__REQUEST 1__
Copy from "- Juliette Regimbal" up to and including "pandas, I dove in." in the post on visualizing log data.
__REQUEST 2__
Answer these questions from the post on visualizing log data:
(a) In what format were the timestamps stored?
(b) Which seaborn function did the categorical data docs suggest as a place to start?
(c) Which library does the post end by saying it had to dive into?

__SELECTED EXTRACT__
########################################

Juliette has a website

Visualizing Log Data for Fun and Profit

- Juliette Regimbal

OK, probably not for profit.

Recently, I was conducting a qualitative study that involved participants using a computer program. I was faced with a problem likely familiar to many in HCI/UX: how do I actually get a sense of the patterns of interaction people have with this software? Searching on Google did not reveal anything useful, as is so often the case nowadays, so armed with a handful of CSVs of log outputs and a cursory knowledge of matplotlib and pandas, I dove in.

I wanted to show two types of categorical information (e.g., which element a user interacted with and the command issued) over time. My timestamps were stored in an ISO 8601 format (the best way to format timestamps), but I don’t particularly care about the exact moment a command was issued. The offset in seconds from the start of the program is more relevant:

import pandas as pd

with open("mydata.csv", 'r') as f:
    df = pd.read_csv(f)
start_time = df.iloc[0]["timestamp"] # This will always be start
df["offset"] = df["timestamp"].apply(lambda x: (x - start_time).total_seconds())

From there, I first tried to get something nice using seaborn, since seaborn plots are typically far prettier than anything I make myself. A cursory look through the categorical data docs showed that catplot would be a good place to start, so I naively took `sns.catplot(data=df, x=“offset”, y=“mode”, hue=“command”) for a spin. For the purposes of this blog, know that x is offset in seconds and y and z are categorical.

A picture of a plot where many different colored data points are shown. They are large and overlap with each other, so many are hidden

That’s not quite what I had in mind. I continued playing around with stripplot and different marker shapes, but ultimately the same key problem remained: data were getting hidden and it was difficult to tell the order in which events occurred. What’s worse, short events could easily be missed entirely if seaborn decided that was more aesthetic. At this point I had to face facts and dive into matplotlib.

########################################

__RECORD EXTRACTS__
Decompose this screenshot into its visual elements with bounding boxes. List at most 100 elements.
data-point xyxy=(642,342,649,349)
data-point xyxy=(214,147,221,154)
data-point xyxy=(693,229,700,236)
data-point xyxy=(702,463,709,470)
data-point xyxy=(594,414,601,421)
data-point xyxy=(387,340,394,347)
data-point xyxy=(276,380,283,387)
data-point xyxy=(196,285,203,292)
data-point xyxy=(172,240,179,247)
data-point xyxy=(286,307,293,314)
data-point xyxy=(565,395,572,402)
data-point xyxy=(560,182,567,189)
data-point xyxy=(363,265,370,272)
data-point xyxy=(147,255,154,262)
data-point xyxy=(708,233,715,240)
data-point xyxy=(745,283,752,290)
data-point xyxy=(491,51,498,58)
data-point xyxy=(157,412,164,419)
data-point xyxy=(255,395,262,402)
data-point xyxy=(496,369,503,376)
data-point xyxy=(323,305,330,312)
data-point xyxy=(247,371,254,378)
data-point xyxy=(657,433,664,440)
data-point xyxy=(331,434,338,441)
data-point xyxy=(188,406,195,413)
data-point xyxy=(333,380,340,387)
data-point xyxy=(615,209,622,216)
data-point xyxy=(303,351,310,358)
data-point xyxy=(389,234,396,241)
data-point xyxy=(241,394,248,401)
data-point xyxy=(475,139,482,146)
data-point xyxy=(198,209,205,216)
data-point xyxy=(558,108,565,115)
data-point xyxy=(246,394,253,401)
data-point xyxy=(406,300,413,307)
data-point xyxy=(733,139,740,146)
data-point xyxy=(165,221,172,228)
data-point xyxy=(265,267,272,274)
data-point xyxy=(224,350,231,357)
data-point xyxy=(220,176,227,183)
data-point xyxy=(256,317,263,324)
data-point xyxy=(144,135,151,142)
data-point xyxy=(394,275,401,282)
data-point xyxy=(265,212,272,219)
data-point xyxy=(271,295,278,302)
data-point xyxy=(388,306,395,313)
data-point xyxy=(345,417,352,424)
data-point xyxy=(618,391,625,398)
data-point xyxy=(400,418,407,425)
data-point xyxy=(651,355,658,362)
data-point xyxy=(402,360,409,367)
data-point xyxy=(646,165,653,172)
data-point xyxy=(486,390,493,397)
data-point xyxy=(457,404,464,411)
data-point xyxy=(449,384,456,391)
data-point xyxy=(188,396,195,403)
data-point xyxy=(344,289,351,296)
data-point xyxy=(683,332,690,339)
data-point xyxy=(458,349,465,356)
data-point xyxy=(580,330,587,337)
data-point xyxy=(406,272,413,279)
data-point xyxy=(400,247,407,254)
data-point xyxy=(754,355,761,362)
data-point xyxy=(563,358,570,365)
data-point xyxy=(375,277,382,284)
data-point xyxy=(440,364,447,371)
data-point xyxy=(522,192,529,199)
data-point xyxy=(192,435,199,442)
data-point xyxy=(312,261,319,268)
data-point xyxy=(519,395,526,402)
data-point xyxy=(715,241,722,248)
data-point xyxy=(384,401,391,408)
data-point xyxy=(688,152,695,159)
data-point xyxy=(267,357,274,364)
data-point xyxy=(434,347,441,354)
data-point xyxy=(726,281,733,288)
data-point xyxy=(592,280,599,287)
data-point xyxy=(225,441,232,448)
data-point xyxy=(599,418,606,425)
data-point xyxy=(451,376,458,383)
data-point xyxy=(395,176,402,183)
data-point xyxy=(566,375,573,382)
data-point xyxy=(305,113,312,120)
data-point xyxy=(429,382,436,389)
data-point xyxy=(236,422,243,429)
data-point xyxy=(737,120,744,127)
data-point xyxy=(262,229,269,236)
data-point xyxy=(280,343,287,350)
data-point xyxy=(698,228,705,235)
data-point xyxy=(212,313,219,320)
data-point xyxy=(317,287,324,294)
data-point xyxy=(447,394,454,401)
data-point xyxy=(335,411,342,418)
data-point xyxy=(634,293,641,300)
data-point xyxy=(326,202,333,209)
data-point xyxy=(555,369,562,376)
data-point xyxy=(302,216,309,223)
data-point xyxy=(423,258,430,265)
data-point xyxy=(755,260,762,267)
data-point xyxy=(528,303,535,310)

########################################

__RESULT 1__
- Juliette Regimbal

OK, probably not for profit.

Recently, I was conducting a qualitative study that involved participants using a computer program. I was faced with a problem likely familiar to many in HCI/UX: how do I actually get a sense of the patterns of interaction people have with this software? Searching on Google did not reveal anything useful, as is so often the case nowadays, so armed with a handful of CSVs of log outputs and a cursory knowledge of matplotlib and pandas, I dove in.

__RESULT 2__
(a) ISO 8601
(b) catplot
(c) matplotlib